◆ **Set exercise**:
Go through the listing and write out all of it exactly.

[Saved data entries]
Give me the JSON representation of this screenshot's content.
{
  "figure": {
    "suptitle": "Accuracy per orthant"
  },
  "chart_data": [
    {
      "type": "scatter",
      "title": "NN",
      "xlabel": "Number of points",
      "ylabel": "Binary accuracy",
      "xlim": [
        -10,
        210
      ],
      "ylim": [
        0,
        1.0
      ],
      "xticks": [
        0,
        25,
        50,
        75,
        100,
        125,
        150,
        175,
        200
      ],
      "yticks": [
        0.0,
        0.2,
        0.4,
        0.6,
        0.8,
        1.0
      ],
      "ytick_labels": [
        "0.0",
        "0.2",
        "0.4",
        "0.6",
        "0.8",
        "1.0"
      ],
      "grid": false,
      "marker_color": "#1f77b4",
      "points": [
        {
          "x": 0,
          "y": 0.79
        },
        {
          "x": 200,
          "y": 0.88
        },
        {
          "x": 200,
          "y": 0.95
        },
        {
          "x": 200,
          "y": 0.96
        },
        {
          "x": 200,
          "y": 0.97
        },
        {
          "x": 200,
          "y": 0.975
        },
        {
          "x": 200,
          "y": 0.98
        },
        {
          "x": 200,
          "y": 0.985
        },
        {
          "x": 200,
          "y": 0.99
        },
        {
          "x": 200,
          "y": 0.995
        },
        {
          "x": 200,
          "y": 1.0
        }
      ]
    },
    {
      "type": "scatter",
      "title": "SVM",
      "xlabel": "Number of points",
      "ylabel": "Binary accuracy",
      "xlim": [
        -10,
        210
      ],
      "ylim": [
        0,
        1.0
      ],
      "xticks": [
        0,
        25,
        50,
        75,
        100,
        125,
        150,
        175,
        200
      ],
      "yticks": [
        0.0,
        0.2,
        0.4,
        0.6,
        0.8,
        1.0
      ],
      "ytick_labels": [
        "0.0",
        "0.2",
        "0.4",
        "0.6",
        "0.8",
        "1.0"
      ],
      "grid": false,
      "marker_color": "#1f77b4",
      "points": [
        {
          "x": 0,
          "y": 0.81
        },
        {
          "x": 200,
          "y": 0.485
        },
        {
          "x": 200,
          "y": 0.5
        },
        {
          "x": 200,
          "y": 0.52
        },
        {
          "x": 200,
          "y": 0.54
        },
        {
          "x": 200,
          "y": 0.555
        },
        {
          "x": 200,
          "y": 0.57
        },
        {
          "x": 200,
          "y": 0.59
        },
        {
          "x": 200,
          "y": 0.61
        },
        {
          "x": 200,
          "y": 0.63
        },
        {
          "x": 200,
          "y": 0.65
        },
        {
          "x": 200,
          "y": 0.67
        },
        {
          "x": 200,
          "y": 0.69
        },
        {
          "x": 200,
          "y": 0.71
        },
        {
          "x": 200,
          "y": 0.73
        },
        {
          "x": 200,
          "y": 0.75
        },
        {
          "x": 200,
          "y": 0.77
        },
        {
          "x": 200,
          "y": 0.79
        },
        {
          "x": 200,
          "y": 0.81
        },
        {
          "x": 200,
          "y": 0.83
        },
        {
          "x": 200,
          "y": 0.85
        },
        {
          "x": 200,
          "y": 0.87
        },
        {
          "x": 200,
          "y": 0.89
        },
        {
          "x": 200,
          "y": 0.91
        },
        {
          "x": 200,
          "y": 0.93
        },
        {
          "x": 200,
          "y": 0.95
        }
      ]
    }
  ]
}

◆ **Response**:
Give me the JSON representation of this screenshot's content.
{
  "figure": {
    "suptitle": "Accuracy per orthant"
  },
  "chart_data": [
    {
      "type": "scatter",
      "title": "NN",
      "xlabel": "Number of points",
      "ylabel": "Binary accuracy",
      "xlim": [
        -10,
        210
      ],
      "ylim": [
        0,
        1.0
      ],
      "xticks": [
        0,
        25,
        50,
        75,
        100,
        125,
        150,
        175,
        200
      ],
      "yticks": [
        0.0,
        0.2,
        0.4,
        0.6,
        0.8,
        1.0
      ],
      "ytick_labels": [
        "0.0",
        "0.2",
        "0.4",
        "0.6",
        "0.8",
        "1.0"
      ],
      "grid": false,
      "marker_color": "#1f77b4",
      "points": [
        {
          "x": 0,
          "y": 0.79
        },
        {
          "x": 200,
          "y": 0.88
        },
        {
          "x": 200,
          "y": 0.95
        },
        {
          "x": 200,
          "y": 0.96
        },
        {
          "x": 200,
          "y": 0.97
        },
        {
          "x": 200,
          "y": 0.975
        },
        {
          "x": 200,
          "y": 0.98
        },
        {
          "x": 200,
          "y": 0.985
        },
        {
          "x": 200,
          "y": 0.99
        },
        {
          "x": 200,
          "y": 0.995
        },
        {
          "x": 200,
          "y": 1.0
        }
      ]
    },
    {
      "type": "scatter",
      "title": "SVM",
      "xlabel": "Number of points",
      "ylabel": "Binary accuracy",
      "xlim": [
        -10,
        210
      ],
      "ylim": [
        0,
        1.0
      ],
      "xticks": [
        0,
        25,
        50,
        75,
        100,
        125,
        150,
        175,
        200
      ],
      "yticks": [
        0.0,
        0.2,
        0.4,
        0.6,
        0.8,
        1.0
      ],
      "ytick_labels": [
        "0.0",
        "0.2",
        "0.4",
        "0.6",
        "0.8",
        "1.0"
      ],
      "grid": false,
      "marker_color": "#1f77b4",
      "points": [
        {
          "x": 0,
          "y": 0.81
        },
        {
          "x": 200,
          "y": 0.485
        },
        {
          "x": 200,
          "y": 0.5
        },
        {
          "x": 200,
          "y": 0.52
        },
        {
          "x": 200,
          "y": 0.54
        },
        {
          "x": 200,
          "y": 0.555
        },
        {
          "x": 200,
          "y": 0.57
        },
        {
          "x": 200,
          "y": 0.59
        },
        {
          "x": 200,
          "y": 0.61
        },
        {
          "x": 200,
          "y": 0.63
        },
        {
          "x": 200,
          "y": 0.65
        },
        {
          "x": 200,
          "y": 0.67
        },
        {
          "x": 200,
          "y": 0.69
        },
        {
          "x": 200,
          "y": 0.71
        },
        {
          "x": 200,
          "y": 0.73
        },
        {
          "x": 200,
          "y": 0.75
        },
        {
          "x": 200,
          "y": 0.77
        },
        {
          "x": 200,
          "y": 0.79
        },
        {
          "x": 200,
          "y": 0.81
        },
        {
          "x": 200,
          "y": 0.83
        },
        {
          "x": 200,
          "y": 0.85
        },
        {
          "x": 200,
          "y": 0.87
        },
        {
          "x": 200,
          "y": 0.89
        },
        {
          "x": 200,
          "y": 0.91
        },
        {
          "x": 200,
          "y": 0.93
        },
        {
          "x": 200,
          "y": 0.95
        }
      ]
    }
  ]
}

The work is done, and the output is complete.